**** ENTRIES
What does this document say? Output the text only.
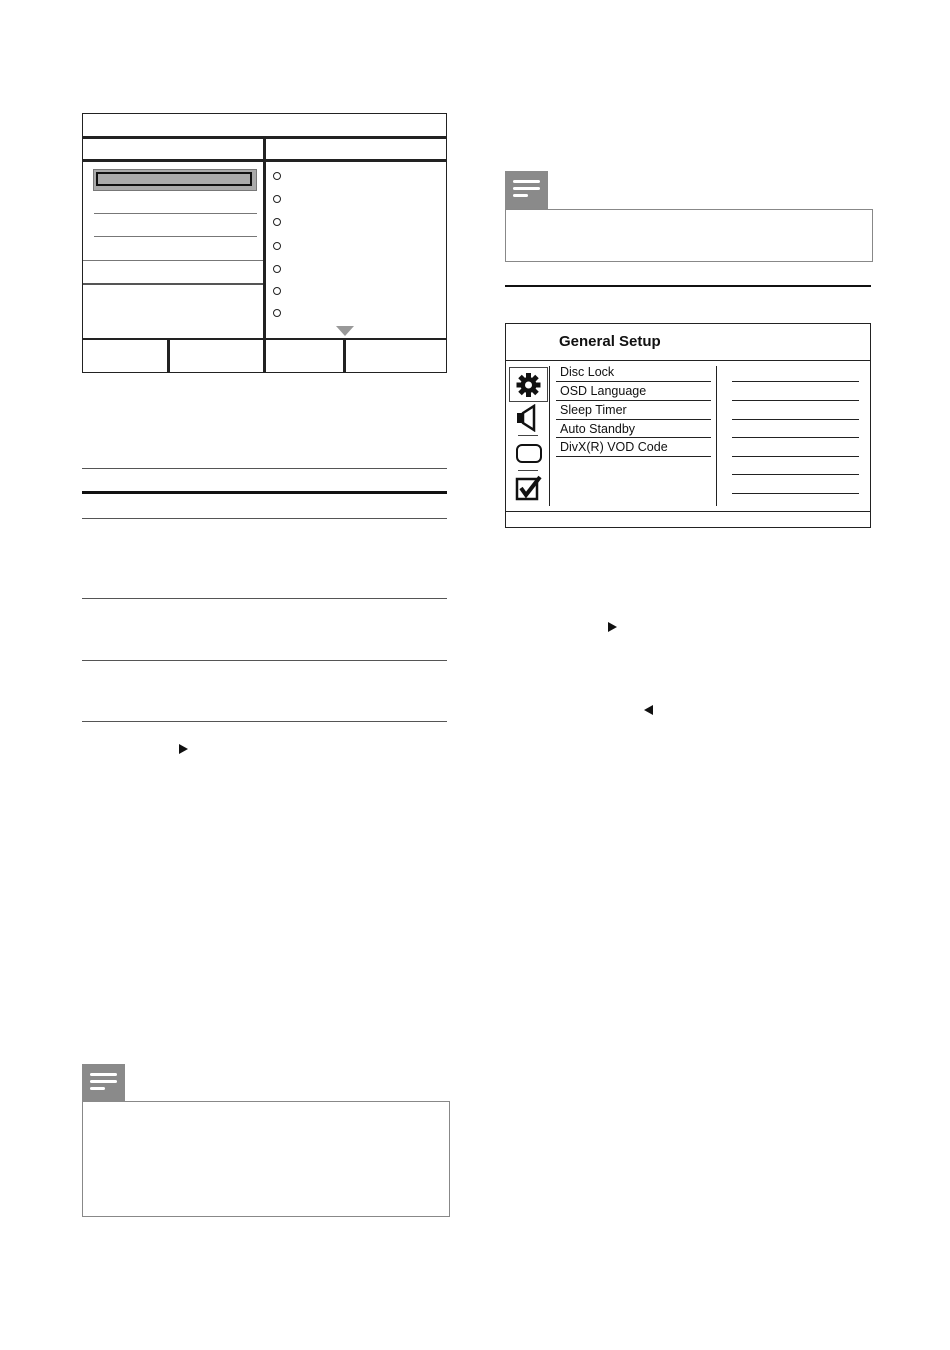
General Setup
Disc Lock
OSD Language
Sleep Timer
Auto Standby
DivX(R) VOD Code
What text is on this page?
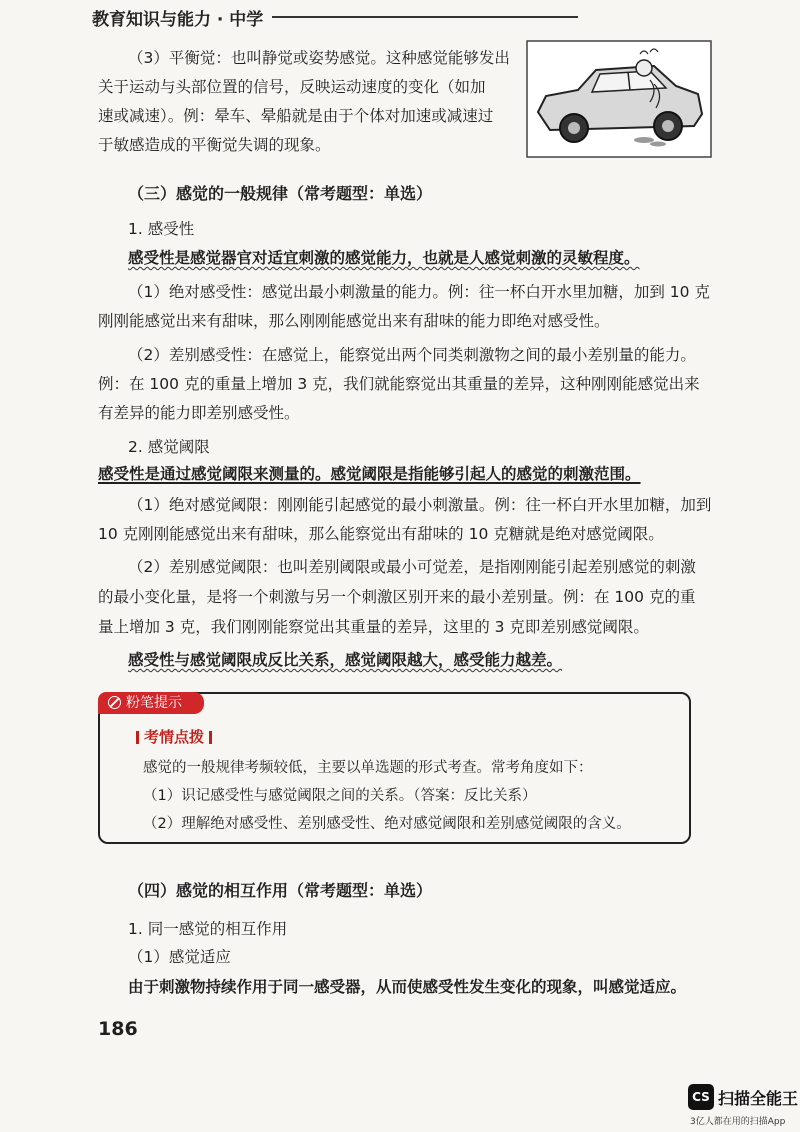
教育知识与能力 · 中学
（3）平衡觉：也叫静觉或姿势感觉。这种感觉能够发出
关于运动与头部位置的信号，反映运动速度的变化（如加
速或减速）。例：晕车、晕船就是由于个体对加速或减速过
于敏感造成的平衡觉失调的现象。
（三）感觉的一般规律（常考题型：单选）
1. 感受性
感受性是感觉器官对适宜刺激的感觉能力，也就是人感觉刺激的灵敏程度。
（1）绝对感受性：感觉出最小刺激量的能力。例：往一杯白开水里加糖，加到 10 克
刚刚能感觉出来有甜味，那么刚刚能感觉出来有甜味的能力即绝对感受性。
（2）差别感受性：在感觉上，能察觉出两个同类刺激物之间的最小差别量的能力。
例：在 100 克的重量上增加 3 克，我们就能察觉出其重量的差异，这种刚刚能感觉出来
有差异的能力即差别感受性。
2. 感觉阈限
感受性是通过感觉阈限来测量的。感觉阈限是指能够引起人的感觉的刺激范围。
（1）绝对感觉阈限：刚刚能引起感觉的最小刺激量。例：往一杯白开水里加糖，加到
10 克刚刚能感觉出来有甜味，那么能察觉出有甜味的 10 克糖就是绝对感觉阈限。
（2）差别感觉阈限：也叫差别阈限或最小可觉差，是指刚刚能引起差别感觉的刺激
的最小变化量，是将一个刺激与另一个刺激区别开来的最小差别量。例：在 100 克的重
量上增加 3 克，我们刚刚能察觉出其重量的差异，这里的 3 克即差别感觉阈限。
感受性与感觉阈限成反比关系，感觉阈限越大，感受能力越差。
粉笔提示
考情点拨
感觉的一般规律考频较低，主要以单选题的形式考查。常考角度如下：
（1）识记感受性与感觉阈限之间的关系。（答案：反比关系）
（2）理解绝对感受性、差别感受性、绝对感觉阈限和差别感觉阈限的含义。
（四）感觉的相互作用（常考题型：单选）
1. 同一感觉的相互作用
（1）感觉适应
由于刺激物持续作用于同一感受器，从而使感受性发生变化的现象，叫感觉适应。
186
CS 扫描全能王
3亿人都在用的扫描App
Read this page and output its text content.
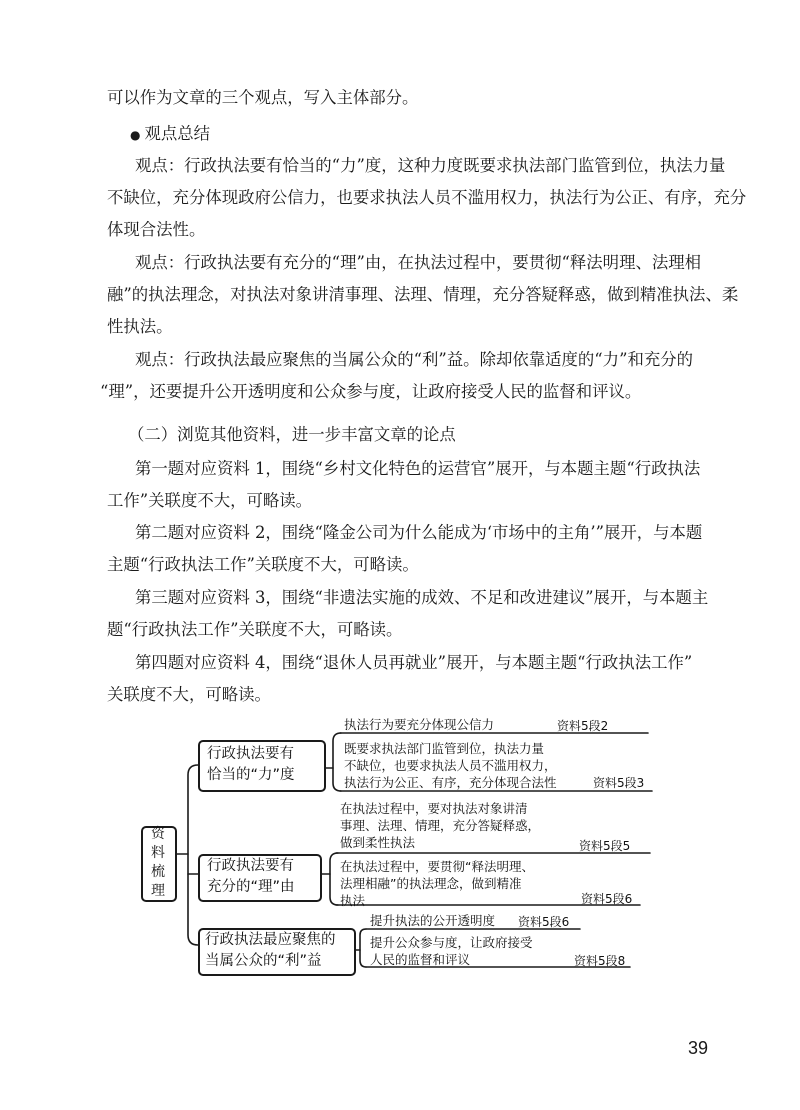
可以作为文章的三个观点，写入主体部分。
● 观点总结
观点：行政执法要有恰当的“力”度，这种力度既要求执法部门监管到位，执法力量
不缺位，充分体现政府公信力，也要求执法人员不滥用权力，执法行为公正、有序，充分
体现合法性。
观点：行政执法要有充分的“理”由，在执法过程中，要贯彻“释法明理、法理相
融”的执法理念，对执法对象讲清事理、法理、情理，充分答疑释惑，做到精准执法、柔
性执法。
观点：行政执法最应聚焦的当属公众的“利”益。除却依靠适度的“力”和充分的
“理”，还要提升公开透明度和公众参与度，让政府接受人民的监督和评议。
（二）浏览其他资料，进一步丰富文章的论点
第一题对应资料 1，围绕“乡村文化特色的运营官”展开，与本题主题“行政执法
工作”关联度不大，可略读。
第二题对应资料 2，围绕“隆金公司为什么能成为‘市场中的主角’”展开，与本题
主题“行政执法工作”关联度不大，可略读。
第三题对应资料 3，围绕“非遗法实施的成效、不足和改进建议”展开，与本题主
题“行政执法工作”关联度不大，可略读。
第四题对应资料 4，围绕“退休人员再就业”展开，与本题主题“行政执法工作”
关联度不大，可略读。
资
料
梳
理
行政执法要有
恰当的“力”度
行政执法要有
充分的“理”由
行政执法最应聚焦的
当属公众的“利”益
执法行为要充分体现公信力	资料5段2
既要求执法部门监管到位，执法力量
不缺位，也要求执法人员不滥用权力，
执法行为公正、有序，充分体现合法性	资料5段3
在执法过程中，要对执法对象讲清
事理、法理、情理，充分答疑释惑，
做到柔性执法	资料5段5
在执法过程中，要贯彻“释法明理、
法理相融”的执法理念，做到精准
执法	资料5段6
提升执法的公开透明度 资料5段6
提升公众参与度，让政府接受
人民的监督和评议	资料5段8
39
********
**PROBLEM STATEMENT**
Show every line of the listing in which the string "往一杯白开水里加糖" can be found.

**SOLUTION FOR THIS TASK**
（1）绝对感受性：感觉出最小刺激量的能力。例：往一杯白开水里加糖，加到 10 克
（1）绝对感觉阈限：刚刚能引起感觉的最小刺激量。例：往一杯白开水里加糖，加到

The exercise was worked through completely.